Liquid Gold: How Colostrum Saves Money

Feeding colostrum via syringe.

Sasha had given birth to preterm twins at 30 weeks. She was instructed to pump and hand-express her colostrum into a bottle or medicine cup. It was awkward to use the breast pump because the colostrum got stuck in the valve of the pump, and nurses had to scrape it out. After using the medicine cup for hand-expression, nurses sucked the colostrum up with a syringe. Sasha was able to collect enough colostrum to supply her babies with the important antibodies and nutrients to help them grow, but the experience was awkward, slow and made her anxious.

Rates of preterm delivery remain high, and in several developed countries continue to increase, because of changing demographic factors (such as maternal age, rates of twinning and assisted conception). Combined with the explosion of interest in developmental programming, studies continue to demonstrate the importance of nutrition and growth in early life. (1,2)
----
Tasks and exercises:
(1) Copy the part of the colostrum article starting at "Liquid Gold: How" and ending at "made her anxious.".
(2) According to the colostrum article, why was it awkward for Sasha to use the breast pump? Answer in one to three sentences.
(3) Pick up the colostrum article after its final sentence and continue it.

Supplied entries:
----
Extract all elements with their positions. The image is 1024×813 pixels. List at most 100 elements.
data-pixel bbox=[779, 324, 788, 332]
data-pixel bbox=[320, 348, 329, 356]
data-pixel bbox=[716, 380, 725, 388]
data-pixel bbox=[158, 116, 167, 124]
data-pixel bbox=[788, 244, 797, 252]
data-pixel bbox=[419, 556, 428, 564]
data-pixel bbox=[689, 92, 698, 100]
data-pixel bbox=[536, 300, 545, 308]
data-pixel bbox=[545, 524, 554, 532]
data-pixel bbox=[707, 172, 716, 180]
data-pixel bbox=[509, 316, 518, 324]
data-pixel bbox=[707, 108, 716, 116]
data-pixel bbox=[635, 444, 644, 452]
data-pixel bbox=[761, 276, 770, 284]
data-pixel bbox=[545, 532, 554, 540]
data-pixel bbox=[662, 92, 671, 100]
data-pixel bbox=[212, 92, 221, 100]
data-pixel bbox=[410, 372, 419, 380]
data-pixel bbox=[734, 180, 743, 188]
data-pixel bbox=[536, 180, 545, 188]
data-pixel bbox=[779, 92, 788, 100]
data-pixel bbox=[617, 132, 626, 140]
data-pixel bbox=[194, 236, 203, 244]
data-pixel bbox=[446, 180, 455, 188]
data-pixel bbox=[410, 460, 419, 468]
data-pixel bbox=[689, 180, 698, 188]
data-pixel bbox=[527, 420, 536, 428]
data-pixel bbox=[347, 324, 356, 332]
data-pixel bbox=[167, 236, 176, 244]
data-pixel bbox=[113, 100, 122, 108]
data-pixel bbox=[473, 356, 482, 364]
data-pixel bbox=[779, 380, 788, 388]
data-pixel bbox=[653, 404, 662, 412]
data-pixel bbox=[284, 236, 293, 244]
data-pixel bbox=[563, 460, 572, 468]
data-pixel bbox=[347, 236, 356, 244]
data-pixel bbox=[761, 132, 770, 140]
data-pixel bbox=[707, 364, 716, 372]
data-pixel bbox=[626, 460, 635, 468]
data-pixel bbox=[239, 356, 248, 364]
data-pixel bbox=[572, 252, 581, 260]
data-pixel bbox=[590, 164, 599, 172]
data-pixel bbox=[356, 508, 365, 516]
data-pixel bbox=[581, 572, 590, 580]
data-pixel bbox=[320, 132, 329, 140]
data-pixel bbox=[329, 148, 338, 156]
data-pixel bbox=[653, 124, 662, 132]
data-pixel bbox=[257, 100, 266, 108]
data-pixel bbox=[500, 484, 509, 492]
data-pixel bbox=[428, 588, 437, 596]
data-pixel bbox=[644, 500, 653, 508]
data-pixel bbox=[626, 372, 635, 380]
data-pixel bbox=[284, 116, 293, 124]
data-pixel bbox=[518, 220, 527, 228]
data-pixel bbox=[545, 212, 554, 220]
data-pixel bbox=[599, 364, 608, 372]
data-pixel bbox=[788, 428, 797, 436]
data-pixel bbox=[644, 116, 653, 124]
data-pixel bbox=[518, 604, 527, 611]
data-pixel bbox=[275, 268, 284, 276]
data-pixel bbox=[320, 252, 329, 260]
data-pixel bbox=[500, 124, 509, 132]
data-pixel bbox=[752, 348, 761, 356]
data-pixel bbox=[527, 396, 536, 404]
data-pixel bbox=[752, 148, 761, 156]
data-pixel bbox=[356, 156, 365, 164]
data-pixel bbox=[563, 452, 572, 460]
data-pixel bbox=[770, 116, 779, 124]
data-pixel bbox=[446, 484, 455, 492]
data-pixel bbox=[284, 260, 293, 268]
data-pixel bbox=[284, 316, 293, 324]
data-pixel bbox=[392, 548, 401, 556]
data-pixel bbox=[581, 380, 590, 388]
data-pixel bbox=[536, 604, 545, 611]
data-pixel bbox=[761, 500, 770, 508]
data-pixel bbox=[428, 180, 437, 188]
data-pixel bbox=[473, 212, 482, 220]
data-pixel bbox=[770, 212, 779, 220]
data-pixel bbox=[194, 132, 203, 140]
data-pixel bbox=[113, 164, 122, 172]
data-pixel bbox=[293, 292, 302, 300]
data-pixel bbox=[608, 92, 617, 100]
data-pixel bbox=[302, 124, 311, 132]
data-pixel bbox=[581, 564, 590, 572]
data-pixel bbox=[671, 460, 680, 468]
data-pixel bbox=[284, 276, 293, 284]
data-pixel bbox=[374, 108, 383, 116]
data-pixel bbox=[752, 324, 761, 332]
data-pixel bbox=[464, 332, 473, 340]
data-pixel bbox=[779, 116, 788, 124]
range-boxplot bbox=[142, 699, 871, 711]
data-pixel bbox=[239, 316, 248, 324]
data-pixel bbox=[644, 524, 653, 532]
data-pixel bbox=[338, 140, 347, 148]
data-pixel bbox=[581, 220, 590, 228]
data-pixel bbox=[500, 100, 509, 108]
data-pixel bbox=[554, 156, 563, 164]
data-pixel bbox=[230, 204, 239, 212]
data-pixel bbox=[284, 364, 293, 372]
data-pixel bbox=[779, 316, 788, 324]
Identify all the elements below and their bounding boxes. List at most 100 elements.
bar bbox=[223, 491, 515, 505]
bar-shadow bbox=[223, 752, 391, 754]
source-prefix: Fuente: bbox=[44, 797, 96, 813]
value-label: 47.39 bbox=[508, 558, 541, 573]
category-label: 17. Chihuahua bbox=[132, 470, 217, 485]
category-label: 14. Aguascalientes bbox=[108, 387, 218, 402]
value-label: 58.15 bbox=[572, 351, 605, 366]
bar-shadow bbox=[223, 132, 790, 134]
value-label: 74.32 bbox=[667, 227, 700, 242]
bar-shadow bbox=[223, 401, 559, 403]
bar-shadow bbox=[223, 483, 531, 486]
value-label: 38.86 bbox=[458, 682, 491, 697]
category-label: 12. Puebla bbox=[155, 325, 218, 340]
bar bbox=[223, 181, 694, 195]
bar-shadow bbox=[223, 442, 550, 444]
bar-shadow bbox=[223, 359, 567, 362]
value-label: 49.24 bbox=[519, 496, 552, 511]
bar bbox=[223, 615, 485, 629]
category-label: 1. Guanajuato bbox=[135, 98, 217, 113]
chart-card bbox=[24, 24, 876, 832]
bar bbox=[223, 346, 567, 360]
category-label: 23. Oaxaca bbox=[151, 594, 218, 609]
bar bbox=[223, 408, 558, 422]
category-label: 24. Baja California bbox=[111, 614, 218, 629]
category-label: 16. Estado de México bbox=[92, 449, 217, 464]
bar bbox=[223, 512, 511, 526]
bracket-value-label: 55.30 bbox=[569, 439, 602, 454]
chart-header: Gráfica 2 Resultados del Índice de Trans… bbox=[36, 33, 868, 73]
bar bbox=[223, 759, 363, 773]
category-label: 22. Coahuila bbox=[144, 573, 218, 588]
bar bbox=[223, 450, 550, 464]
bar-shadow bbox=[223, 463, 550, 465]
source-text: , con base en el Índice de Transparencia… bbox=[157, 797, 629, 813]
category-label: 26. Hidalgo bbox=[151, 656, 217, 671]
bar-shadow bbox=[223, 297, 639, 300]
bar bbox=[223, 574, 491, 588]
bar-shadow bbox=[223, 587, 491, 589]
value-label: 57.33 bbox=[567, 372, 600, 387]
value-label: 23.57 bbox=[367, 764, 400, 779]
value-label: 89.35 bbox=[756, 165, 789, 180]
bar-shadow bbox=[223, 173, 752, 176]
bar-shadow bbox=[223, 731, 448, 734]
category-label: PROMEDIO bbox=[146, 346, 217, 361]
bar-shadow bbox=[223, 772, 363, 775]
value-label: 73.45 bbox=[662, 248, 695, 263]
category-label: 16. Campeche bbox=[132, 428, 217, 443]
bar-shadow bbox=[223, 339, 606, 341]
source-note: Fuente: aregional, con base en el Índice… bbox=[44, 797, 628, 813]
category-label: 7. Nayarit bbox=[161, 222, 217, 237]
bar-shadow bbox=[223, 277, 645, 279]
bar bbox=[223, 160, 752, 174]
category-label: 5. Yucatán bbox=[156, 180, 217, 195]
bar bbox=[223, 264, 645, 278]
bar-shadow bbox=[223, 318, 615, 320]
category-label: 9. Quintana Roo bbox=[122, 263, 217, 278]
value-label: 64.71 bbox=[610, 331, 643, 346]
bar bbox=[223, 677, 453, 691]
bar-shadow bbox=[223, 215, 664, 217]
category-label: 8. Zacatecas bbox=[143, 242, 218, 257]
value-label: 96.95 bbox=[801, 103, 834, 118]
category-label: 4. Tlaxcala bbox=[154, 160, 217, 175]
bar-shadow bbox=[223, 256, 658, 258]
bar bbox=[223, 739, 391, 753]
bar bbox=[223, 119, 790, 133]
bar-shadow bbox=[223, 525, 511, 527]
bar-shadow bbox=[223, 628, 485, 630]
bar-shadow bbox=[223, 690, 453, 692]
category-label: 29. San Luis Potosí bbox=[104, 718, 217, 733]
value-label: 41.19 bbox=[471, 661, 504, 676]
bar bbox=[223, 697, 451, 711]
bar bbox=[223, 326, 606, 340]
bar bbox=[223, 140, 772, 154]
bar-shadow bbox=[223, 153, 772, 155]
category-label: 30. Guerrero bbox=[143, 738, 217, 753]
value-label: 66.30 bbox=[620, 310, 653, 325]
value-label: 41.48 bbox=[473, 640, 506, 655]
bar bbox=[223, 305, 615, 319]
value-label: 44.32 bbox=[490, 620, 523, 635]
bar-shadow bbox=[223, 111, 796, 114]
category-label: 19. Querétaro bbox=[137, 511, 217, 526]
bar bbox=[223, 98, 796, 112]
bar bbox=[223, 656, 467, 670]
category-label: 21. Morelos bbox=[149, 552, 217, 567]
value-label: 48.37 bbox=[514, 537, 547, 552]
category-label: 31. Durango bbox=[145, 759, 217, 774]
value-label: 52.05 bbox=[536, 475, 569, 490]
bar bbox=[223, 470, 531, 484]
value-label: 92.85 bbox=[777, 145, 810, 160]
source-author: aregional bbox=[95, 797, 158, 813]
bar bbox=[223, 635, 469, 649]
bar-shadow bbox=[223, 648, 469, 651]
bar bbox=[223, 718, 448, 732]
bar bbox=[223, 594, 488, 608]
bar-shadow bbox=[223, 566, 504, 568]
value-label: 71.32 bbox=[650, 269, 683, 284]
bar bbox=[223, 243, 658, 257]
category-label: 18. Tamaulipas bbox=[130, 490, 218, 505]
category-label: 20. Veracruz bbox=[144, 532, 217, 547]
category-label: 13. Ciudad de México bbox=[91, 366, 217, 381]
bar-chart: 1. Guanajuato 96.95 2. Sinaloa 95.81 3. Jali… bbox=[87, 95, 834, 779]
----
Results:
(1)
Liquid Gold: How Colostrum Saves Money

Feeding colostrum via syringe.

Sasha had given birth to preterm twins at 30 weeks. She was instructed to pump and hand-express her colostrum into a bottle or medicine cup. It was awkward to use the breast pump because the colostrum got stuck in the valve of the pump, and nurses had to scrape it out. After using the medicine cup for hand-expression, nurses sucked the colostrum up with a syringe. Sasha was able to collect enough colostrum to supply her babies with the important antibodies and nutrients to help them grow, but the experience was awkward, slow and made her anxious.

(2) Using the breast pump was awkward because her colostrum got stuck in the pump's valve. Nurses then had to scrape it out.

(3)
The colostrum of mothers delivering preterm is especially rich in non-nutritive immune-protective components compared with mature breast milk. In preterm infants colostrum may facilitate immunological maturation. (3) Furthermore, formula-fed infants, have a higher rate of feed intolerance and a doubling of the risk of NEC. (4) Further research is needed to investigate the effects on neurodevelopment.

Recent work has shown that mixing of milk and the neonate’s saliva appears to represent a unique biochemical synergism that may boost early innate immunity.(5) Breast milk feeding is associated with an altered oral and nasopharyngeal microbiota later in infancy. (5) However, oral feeding is not practical in most preterm infants owing to developmental immaturity. Recently, the practice of early (as soon as produced by the mother) oral administration of mother’s own colostrum was proposed as a protective strategy. Similar to breast feeding in term infants, recent studies have shown that oral colostrum priming (OCP) may influence the microbial colonization of the oral cavity in very low birth weight infants (o1500 g), decrease clinical sepsis, inhibit secretion of proinflammatory cytokines, increase levels of circulating immunoprotective factors inextremely preterm infants (o28 weeks) and increase weight at 36 weeks corrected age.(6)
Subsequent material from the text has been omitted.